— START Entries provided —

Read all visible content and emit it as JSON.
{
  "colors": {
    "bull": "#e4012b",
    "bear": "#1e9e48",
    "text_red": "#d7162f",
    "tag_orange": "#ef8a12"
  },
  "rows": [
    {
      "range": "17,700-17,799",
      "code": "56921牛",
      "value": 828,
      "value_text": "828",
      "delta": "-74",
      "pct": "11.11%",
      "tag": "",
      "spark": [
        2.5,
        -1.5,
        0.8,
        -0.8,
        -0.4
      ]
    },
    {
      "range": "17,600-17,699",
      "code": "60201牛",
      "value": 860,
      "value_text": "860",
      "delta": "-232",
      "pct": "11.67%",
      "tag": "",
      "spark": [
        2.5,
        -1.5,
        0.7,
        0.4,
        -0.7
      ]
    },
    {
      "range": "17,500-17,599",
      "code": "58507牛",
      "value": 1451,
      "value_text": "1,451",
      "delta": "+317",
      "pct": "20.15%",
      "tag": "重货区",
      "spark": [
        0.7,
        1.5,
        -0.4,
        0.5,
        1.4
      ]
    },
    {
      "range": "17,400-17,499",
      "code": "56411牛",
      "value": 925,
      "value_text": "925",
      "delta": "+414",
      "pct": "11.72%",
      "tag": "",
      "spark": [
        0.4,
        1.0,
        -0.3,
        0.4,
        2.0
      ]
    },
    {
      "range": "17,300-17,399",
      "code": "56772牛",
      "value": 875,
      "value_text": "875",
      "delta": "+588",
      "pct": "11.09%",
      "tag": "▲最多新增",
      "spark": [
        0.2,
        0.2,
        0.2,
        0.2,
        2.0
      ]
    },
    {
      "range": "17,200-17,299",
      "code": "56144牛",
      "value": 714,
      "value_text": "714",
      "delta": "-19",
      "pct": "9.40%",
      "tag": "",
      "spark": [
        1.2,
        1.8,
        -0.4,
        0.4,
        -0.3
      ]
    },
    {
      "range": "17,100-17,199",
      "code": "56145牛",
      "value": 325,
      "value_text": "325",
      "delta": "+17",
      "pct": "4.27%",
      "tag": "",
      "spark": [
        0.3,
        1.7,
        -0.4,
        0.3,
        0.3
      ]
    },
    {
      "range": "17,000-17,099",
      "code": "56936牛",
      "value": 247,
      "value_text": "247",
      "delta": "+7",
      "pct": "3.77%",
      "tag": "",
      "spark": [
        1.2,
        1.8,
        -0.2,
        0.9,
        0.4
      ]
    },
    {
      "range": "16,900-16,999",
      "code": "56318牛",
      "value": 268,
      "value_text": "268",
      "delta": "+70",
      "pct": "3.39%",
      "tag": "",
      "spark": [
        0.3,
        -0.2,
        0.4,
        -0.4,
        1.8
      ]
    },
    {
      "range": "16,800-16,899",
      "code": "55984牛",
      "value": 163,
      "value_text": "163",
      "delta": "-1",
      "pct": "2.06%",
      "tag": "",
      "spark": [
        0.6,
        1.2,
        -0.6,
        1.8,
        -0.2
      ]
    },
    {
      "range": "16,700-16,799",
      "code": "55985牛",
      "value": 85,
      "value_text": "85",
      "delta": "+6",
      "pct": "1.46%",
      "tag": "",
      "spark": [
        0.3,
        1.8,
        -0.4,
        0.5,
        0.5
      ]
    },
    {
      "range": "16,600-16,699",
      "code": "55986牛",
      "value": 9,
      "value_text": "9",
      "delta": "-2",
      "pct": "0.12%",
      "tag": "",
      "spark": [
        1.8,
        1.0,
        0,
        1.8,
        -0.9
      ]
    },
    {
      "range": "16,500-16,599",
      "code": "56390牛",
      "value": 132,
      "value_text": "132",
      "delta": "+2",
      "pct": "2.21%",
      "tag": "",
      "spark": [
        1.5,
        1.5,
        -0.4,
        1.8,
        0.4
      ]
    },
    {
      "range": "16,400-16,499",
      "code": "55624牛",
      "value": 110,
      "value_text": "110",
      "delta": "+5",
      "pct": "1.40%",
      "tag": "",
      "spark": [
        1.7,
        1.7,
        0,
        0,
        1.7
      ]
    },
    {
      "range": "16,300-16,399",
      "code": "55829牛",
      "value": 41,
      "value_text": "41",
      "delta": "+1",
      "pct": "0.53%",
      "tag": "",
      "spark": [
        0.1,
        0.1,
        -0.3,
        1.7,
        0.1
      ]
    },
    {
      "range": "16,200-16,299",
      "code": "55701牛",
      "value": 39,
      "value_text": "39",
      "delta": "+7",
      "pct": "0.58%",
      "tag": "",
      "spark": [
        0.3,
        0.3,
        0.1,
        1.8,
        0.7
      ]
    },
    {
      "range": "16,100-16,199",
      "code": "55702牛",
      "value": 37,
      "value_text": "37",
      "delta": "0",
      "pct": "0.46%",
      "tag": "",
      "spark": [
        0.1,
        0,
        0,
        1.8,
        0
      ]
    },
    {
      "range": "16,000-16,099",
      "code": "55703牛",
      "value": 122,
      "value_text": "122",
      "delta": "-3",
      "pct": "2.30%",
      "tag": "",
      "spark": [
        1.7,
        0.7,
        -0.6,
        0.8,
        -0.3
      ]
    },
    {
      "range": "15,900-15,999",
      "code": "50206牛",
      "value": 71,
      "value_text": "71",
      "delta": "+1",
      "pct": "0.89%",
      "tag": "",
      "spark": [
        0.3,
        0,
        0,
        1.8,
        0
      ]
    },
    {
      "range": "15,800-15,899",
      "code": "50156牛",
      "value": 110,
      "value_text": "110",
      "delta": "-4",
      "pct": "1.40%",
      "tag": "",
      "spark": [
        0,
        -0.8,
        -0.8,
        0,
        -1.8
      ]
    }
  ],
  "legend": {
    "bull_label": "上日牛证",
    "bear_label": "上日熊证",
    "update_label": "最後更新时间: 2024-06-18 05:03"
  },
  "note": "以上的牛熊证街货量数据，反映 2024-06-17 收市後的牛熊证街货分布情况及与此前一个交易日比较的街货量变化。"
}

— END Entries provided —

## Aim
Write every entry out again exactly.

## Response to the task
Read all visible content and emit it as JSON.
{
  "colors": {
    "bull": "#e4012b",
    "bear": "#1e9e48",
    "text_red": "#d7162f",
    "tag_orange": "#ef8a12"
  },
  "rows": [
    {
      "range": "17,700-17,799",
      "code": "56921牛",
      "value": 828,
      "value_text": "828",
      "delta": "-74",
      "pct": "11.11%",
      "tag": "",
      "spark": [
        2.5,
        -1.5,
        0.8,
        -0.8,
        -0.4
      ]
    },
    {
      "range": "17,600-17,699",
      "code": "60201牛",
      "value": 860,
      "value_text": "860",
      "delta": "-232",
      "pct": "11.67%",
      "tag": "",
      "spark": [
        2.5,
        -1.5,
        0.7,
        0.4,
        -0.7
      ]
    },
    {
      "range": "17,500-17,599",
      "code": "58507牛",
      "value": 1451,
      "value_text": "1,451",
      "delta": "+317",
      "pct": "20.15%",
      "tag": "重货区",
      "spark": [
        0.7,
        1.5,
        -0.4,
        0.5,
        1.4
      ]
    },
    {
      "range": "17,400-17,499",
      "code": "56411牛",
      "value": 925,
      "value_text": "925",
      "delta": "+414",
      "pct": "11.72%",
      "tag": "",
      "spark": [
        0.4,
        1.0,
        -0.3,
        0.4,
        2.0
      ]
    },
    {
      "range": "17,300-17,399",
      "code": "56772牛",
      "value": 875,
      "value_text": "875",
      "delta": "+588",
      "pct": "11.09%",
      "tag": "▲最多新增",
      "spark": [
        0.2,
        0.2,
        0.2,
        0.2,
        2.0
      ]
    },
    {
      "range": "17,200-17,299",
      "code": "56144牛",
      "value": 714,
      "value_text": "714",
      "delta": "-19",
      "pct": "9.40%",
      "tag": "",
      "spark": [
        1.2,
        1.8,
        -0.4,
        0.4,
        -0.3
      ]
    },
    {
      "range": "17,100-17,199",
      "code": "56145牛",
      "value": 325,
      "value_text": "325",
      "delta": "+17",
      "pct": "4.27%",
      "tag": "",
      "spark": [
        0.3,
        1.7,
        -0.4,
        0.3,
        0.3
      ]
    },
    {
      "range": "17,000-17,099",
      "code": "56936牛",
      "value": 247,
      "value_text": "247",
      "delta": "+7",
      "pct": "3.77%",
      "tag": "",
      "spark": [
        1.2,
        1.8,
        -0.2,
        0.9,
        0.4
      ]
    },
    {
      "range": "16,900-16,999",
      "code": "56318牛",
      "value": 268,
      "value_text": "268",
      "delta": "+70",
      "pct": "3.39%",
      "tag": "",
      "spark": [
        0.3,
        -0.2,
        0.4,
        -0.4,
        1.8
      ]
    },
    {
      "range": "16,800-16,899",
      "code": "55984牛",
      "value": 163,
      "value_text": "163",
      "delta": "-1",
      "pct": "2.06%",
      "tag": "",
      "spark": [
        0.6,
        1.2,
        -0.6,
        1.8,
        -0.2
      ]
    },
    {
      "range": "16,700-16,799",
      "code": "55985牛",
      "value": 85,
      "value_text": "85",
      "delta": "+6",
      "pct": "1.46%",
      "tag": "",
      "spark": [
        0.3,
        1.8,
        -0.4,
        0.5,
        0.5
      ]
    },
    {
      "range": "16,600-16,699",
      "code": "55986牛",
      "value": 9,
      "value_text": "9",
      "delta": "-2",
      "pct": "0.12%",
      "tag": "",
      "spark": [
        1.8,
        1.0,
        0,
        1.8,
        -0.9
      ]
    },
    {
      "range": "16,500-16,599",
      "code": "56390牛",
      "value": 132,
      "value_text": "132",
      "delta": "+2",
      "pct": "2.21%",
      "tag": "",
      "spark": [
        1.5,
        1.5,
        -0.4,
        1.8,
        0.4
      ]
    },
    {
      "range": "16,400-16,499",
      "code": "55624牛",
      "value": 110,
      "value_text": "110",
      "delta": "+5",
      "pct": "1.40%",
      "tag": "",
      "spark": [
        1.7,
        1.7,
        0,
        0,
        1.7
      ]
    },
    {
      "range": "16,300-16,399",
      "code": "55829牛",
      "value": 41,
      "value_text": "41",
      "delta": "+1",
      "pct": "0.53%",
      "tag": "",
      "spark": [
        0.1,
        0.1,
        -0.3,
        1.7,
        0.1
      ]
    },
    {
      "range": "16,200-16,299",
      "code": "55701牛",
      "value": 39,
      "value_text": "39",
      "delta": "+7",
      "pct": "0.58%",
      "tag": "",
      "spark": [
        0.3,
        0.3,
        0.1,
        1.8,
        0.7
      ]
    },
    {
      "range": "16,100-16,199",
      "code": "55702牛",
      "value": 37,
      "value_text": "37",
      "delta": "0",
      "pct": "0.46%",
      "tag": "",
      "spark": [
        0.1,
        0,
        0,
        1.8,
        0
      ]
    },
    {
      "range": "16,000-16,099",
      "code": "55703牛",
      "value": 122,
      "value_text": "122",
      "delta": "-3",
      "pct": "2.30%",
      "tag": "",
      "spark": [
        1.7,
        0.7,
        -0.6,
        0.8,
        -0.3
      ]
    },
    {
      "range": "15,900-15,999",
      "code": "50206牛",
      "value": 71,
      "value_text": "71",
      "delta": "+1",
      "pct": "0.89%",
      "tag": "",
      "spark": [
        0.3,
        0,
        0,
        1.8,
        0
      ]
    },
    {
      "range": "15,800-15,899",
      "code": "50156牛",
      "value": 110,
      "value_text": "110",
      "delta": "-4",
      "pct": "1.40%",
      "tag": "",
      "spark": [
        0,
        -0.8,
        -0.8,
        0,
        -1.8
      ]
    }
  ],
  "legend": {
    "bull_label": "上日牛证",
    "bear_label": "上日熊证",
    "update_label": "最後更新时间: 2024-06-18 05:03"
  },
  "note": "以上的牛熊证街货量数据，反映 2024-06-17 收市後的牛熊证街货分布情况及与此前一个交易日比较的街货量变化。"
}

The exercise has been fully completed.